Transcribe each record exactly. Include every one.

• • • • •

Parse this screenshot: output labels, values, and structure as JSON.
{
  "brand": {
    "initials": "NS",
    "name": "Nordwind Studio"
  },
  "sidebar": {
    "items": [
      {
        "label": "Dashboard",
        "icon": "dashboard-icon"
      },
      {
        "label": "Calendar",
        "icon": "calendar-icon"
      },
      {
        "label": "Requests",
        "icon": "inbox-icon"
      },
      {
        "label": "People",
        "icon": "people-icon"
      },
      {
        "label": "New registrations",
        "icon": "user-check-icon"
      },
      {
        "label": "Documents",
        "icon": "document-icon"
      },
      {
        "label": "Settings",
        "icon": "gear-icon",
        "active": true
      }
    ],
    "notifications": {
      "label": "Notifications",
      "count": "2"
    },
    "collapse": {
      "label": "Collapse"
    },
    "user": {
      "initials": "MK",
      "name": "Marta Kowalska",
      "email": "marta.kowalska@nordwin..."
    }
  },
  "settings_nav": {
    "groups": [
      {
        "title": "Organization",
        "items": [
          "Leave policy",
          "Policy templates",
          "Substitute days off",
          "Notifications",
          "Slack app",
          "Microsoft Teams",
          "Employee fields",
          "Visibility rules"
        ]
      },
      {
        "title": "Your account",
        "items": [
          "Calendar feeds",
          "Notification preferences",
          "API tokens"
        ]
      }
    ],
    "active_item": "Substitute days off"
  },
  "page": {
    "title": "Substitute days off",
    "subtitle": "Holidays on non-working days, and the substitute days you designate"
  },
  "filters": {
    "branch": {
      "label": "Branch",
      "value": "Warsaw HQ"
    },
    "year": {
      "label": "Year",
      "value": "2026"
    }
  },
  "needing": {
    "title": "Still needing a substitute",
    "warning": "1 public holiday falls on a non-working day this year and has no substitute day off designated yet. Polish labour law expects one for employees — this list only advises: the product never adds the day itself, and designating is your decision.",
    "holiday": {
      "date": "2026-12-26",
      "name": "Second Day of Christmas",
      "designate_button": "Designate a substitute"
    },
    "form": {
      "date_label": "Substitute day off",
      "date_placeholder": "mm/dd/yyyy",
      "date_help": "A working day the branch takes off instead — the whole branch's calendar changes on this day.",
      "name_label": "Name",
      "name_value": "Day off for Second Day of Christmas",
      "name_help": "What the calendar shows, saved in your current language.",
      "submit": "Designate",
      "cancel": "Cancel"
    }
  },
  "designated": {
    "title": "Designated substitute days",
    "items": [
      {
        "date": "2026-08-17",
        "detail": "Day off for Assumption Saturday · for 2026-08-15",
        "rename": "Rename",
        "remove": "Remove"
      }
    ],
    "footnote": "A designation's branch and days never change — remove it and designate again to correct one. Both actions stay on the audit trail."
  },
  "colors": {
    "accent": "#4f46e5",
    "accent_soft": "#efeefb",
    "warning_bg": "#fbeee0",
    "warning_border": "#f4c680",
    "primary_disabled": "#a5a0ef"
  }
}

• • • • •

_Answer to this task_:
Parse this screenshot: output labels, values, and structure as JSON.
{
  "brand": {
    "initials": "NS",
    "name": "Nordwind Studio"
  },
  "sidebar": {
    "items": [
      {
        "label": "Dashboard",
        "icon": "dashboard-icon"
      },
      {
        "label": "Calendar",
        "icon": "calendar-icon"
      },
      {
        "label": "Requests",
        "icon": "inbox-icon"
      },
      {
        "label": "People",
        "icon": "people-icon"
      },
      {
        "label": "New registrations",
        "icon": "user-check-icon"
      },
      {
        "label": "Documents",
        "icon": "document-icon"
      },
      {
        "label": "Settings",
        "icon": "gear-icon",
        "active": true
      }
    ],
    "notifications": {
      "label": "Notifications",
      "count": "2"
    },
    "collapse": {
      "label": "Collapse"
    },
    "user": {
      "initials": "MK",
      "name": "Marta Kowalska",
      "email": "marta.kowalska@nordwin..."
    }
  },
  "settings_nav": {
    "groups": [
      {
        "title": "Organization",
        "items": [
          "Leave policy",
          "Policy templates",
          "Substitute days off",
          "Notifications",
          "Slack app",
          "Microsoft Teams",
          "Employee fields",
          "Visibility rules"
        ]
      },
      {
        "title": "Your account",
        "items": [
          "Calendar feeds",
          "Notification preferences",
          "API tokens"
        ]
      }
    ],
    "active_item": "Substitute days off"
  },
  "page": {
    "title": "Substitute days off",
    "subtitle": "Holidays on non-working days, and the substitute days you designate"
  },
  "filters": {
    "branch": {
      "label": "Branch",
      "value": "Warsaw HQ"
    },
    "year": {
      "label": "Year",
      "value": "2026"
    }
  },
  "needing": {
    "title": "Still needing a substitute",
    "warning": "1 public holiday falls on a non-working day this year and has no substitute day off designated yet. Polish labour law expects one for employees — this list only advises: the product never adds the day itself, and designating is your decision.",
    "holiday": {
      "date": "2026-12-26",
      "name": "Second Day of Christmas",
      "designate_button": "Designate a substitute"
    },
    "form": {
      "date_label": "Substitute day off",
      "date_placeholder": "mm/dd/yyyy",
      "date_help": "A working day the branch takes off instead — the whole branch's calendar changes on this day.",
      "name_label": "Name",
      "name_value": "Day off for Second Day of Christmas",
      "name_help": "What the calendar shows, saved in your current language.",
      "submit": "Designate",
      "cancel": "Cancel"
    }
  },
  "designated": {
    "title": "Designated substitute days",
    "items": [
      {
        "date": "2026-08-17",
        "detail": "Day off for Assumption Saturday · for 2026-08-15",
        "rename": "Rename",
        "remove": "Remove"
      }
    ],
    "footnote": "A designation's branch and days never change — remove it and designate again to correct one. Both actions stay on the audit trail."
  },
  "colors": {
    "accent": "#4f46e5",
    "accent_soft": "#efeefb",
    "warning_bg": "#fbeee0",
    "warning_border": "#f4c680",
    "primary_disabled": "#a5a0ef"
  }
}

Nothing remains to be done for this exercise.